WHAT THE EXERCISE ASKS: Can you extend the biography of footballer Marko Vejinović, starting after its final sentence about AZ winning the league championship?

PAGE EXCERPT:
■ ■ ■ ■ ■
Marko Vejinović (born 3 February 1990) is a Dutch professional footballer who plays as a central midfielder for Eerste Divisie club Heracles Almelo. Having started his professional career with AZ, with whom he won the Dutch Championship, he went on to play for Heracles Almelo, Vitesse, Feyenoord, AZ, Arka Gdynia, ADO Den Haag and Tianjin Jinmen Tiger.

Club career

Early years
Vejinović  started playing football at the age of seven at a small Dutch club by the name of Zeeburgia. Ajax scouts immediately recognized his talent, where he consequently spent the next seven years playing for the youth team at Ajax. He continued his career later at FC Utrecht and then at AZ Alkmaar.

Vejinović made his debut in the Eredivisie with AZ on 22 March 2009, in a 0–0 draw at home against Feyenoord. AZ won the league championship that season.
■ ■ ■ ■ ■
RECORDS:
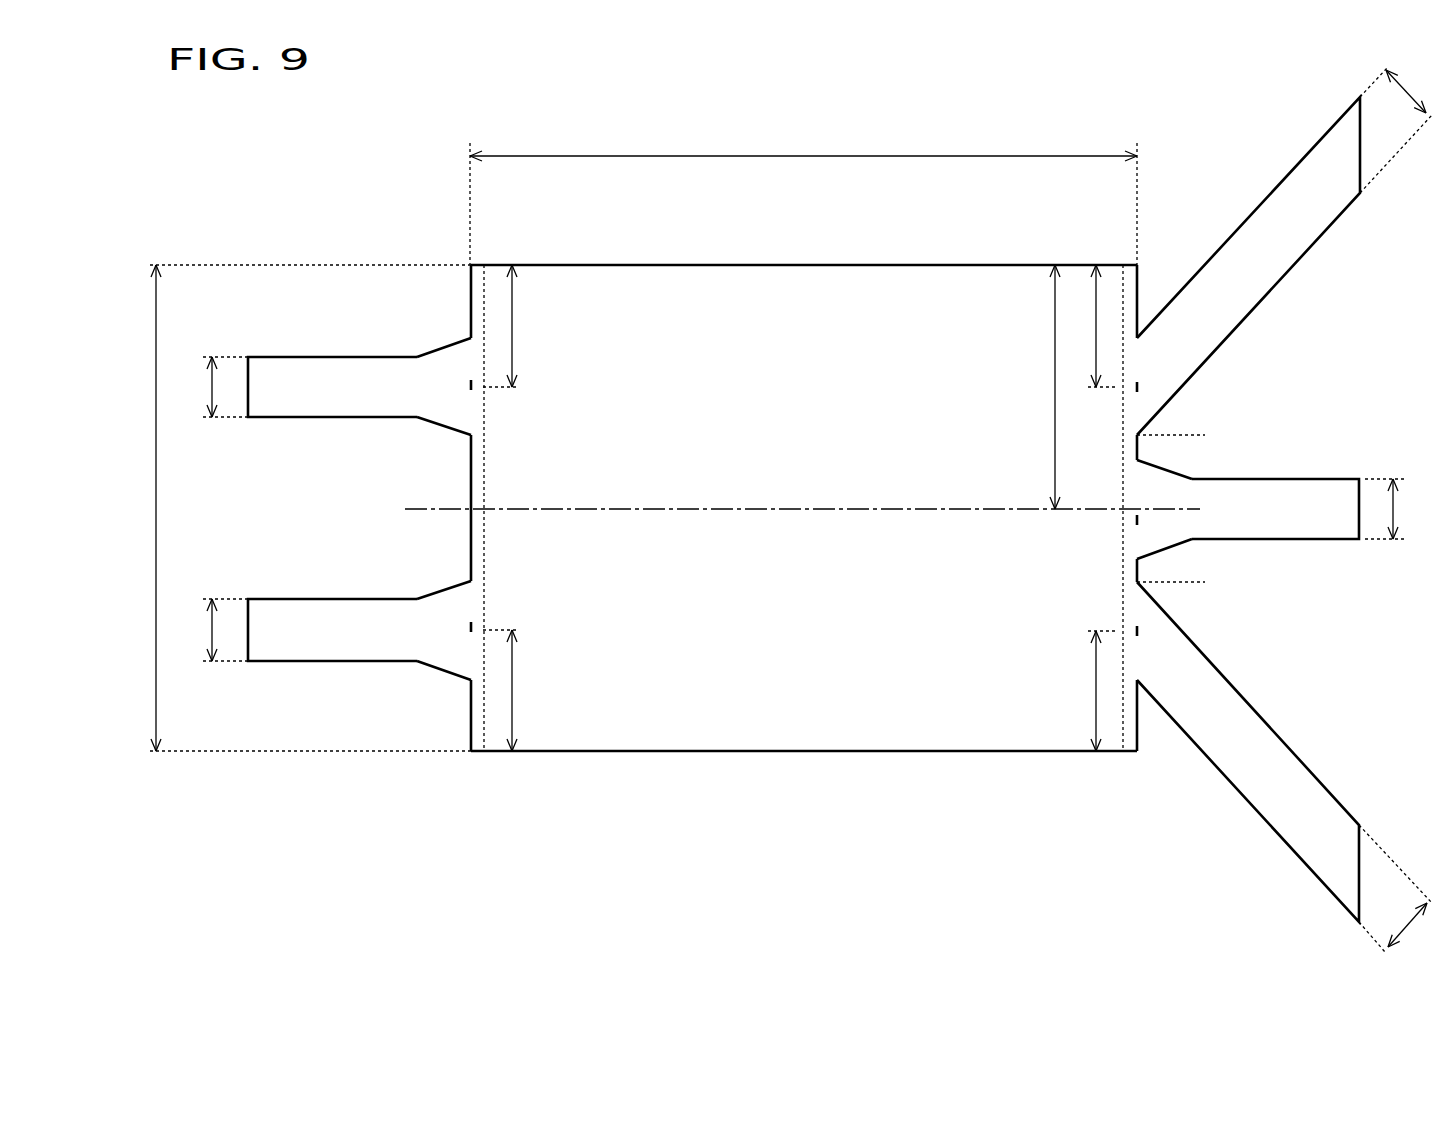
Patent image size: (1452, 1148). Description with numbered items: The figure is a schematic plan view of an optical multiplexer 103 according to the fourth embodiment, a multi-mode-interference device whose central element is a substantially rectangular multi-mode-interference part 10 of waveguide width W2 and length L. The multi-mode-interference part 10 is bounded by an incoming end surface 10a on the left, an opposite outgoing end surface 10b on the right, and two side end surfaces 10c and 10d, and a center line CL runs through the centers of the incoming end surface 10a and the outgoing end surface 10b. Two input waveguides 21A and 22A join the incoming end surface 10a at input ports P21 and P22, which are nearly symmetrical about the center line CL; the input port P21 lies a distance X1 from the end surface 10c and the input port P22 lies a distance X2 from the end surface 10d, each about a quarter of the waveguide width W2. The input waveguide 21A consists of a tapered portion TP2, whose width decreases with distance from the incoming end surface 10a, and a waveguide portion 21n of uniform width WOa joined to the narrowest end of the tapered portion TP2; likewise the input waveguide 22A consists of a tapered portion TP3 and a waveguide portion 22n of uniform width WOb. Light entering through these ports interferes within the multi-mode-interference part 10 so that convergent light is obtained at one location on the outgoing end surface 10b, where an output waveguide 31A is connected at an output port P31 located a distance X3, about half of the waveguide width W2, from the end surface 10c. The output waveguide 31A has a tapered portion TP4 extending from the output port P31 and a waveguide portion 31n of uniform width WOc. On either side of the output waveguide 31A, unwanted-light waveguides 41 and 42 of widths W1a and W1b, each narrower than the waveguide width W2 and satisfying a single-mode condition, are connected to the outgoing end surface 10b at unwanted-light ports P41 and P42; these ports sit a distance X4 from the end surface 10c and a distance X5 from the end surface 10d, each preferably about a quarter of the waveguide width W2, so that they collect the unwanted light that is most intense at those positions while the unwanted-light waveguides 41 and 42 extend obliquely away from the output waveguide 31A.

The optical multiplexer 103 is at (384, 156).
The multi-mode-interference part 10 is at (674, 330).
The incoming end surface 10a is at (481, 467).
The outgoing end surface 10b is at (1122, 543).
The end surface 10c is at (810, 262).
The end surface 10d is at (808, 756).
The input waveguide 21A is at (430, 313).
The waveguide portion 21n is at (325, 375).
The tapered portion TP2 is at (452, 370).
The input port P21 is at (468, 386).
The input waveguide 22A is at (430, 705).
The waveguide portion 22n is at (325, 645).
The tapered portion TP3 is at (450, 648).
The input port P22 is at (468, 626).
The output waveguide 31A is at (1347, 425).
The waveguide portion 31n is at (1320, 500).
The tapered portion TP4 is at (1168, 497).
The output port P31 is at (1140, 520).
The unwanted-light waveguide 41 is at (1232, 262).
The unwanted-light port P41 is at (1140, 387).
The unwanted-light waveguide 42 is at (1215, 742).
The unwanted-light port P42 is at (1140, 631).
The length of main body L is at (803, 194).
The waveguide width W2 is at (295, 508).
The waveguide width WOa is at (206, 387).
The waveguide width WOb is at (206, 630).
The waveguide width WOc is at (1404, 509).
The waveguide width W1a is at (1402, 127).
The waveguide width W1b is at (1402, 893).
The distance X1 is at (514, 326).
The distance X2 is at (514, 690).
The distance X3 is at (1040, 387).
The distance X4 is at (1091, 326).
The distance X5 is at (1091, 691).
The center line CL is at (415, 518).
■ ■ ■ ■ ■
THE ANSWER:
After he refused to extend his contract, he left Heracles Almelo as a free agent in summer 2013.

Vejinović returned to Heracles on 4 July 2022, signing a two-year contract with an option for an additional year.

International career
Of Bosnian-Serbian descent, Vejinović is eligible to play for the Netherlands, Bosnia and Herzegovina, and Serbia.

On 2 November 2015, he was called up to the provisional senior Netherlands squad for friendlies against Wales and Germany. The following day he stated he was unsure whether he would accept the invitation. On 9 November 2015, having chosen to accept the invitation, he said he never doubted his choice.

Personal life
Vejinović is a Dutch citizen of Bosnian Serb descent. In 2015, he married a Dutch woman named Sophie.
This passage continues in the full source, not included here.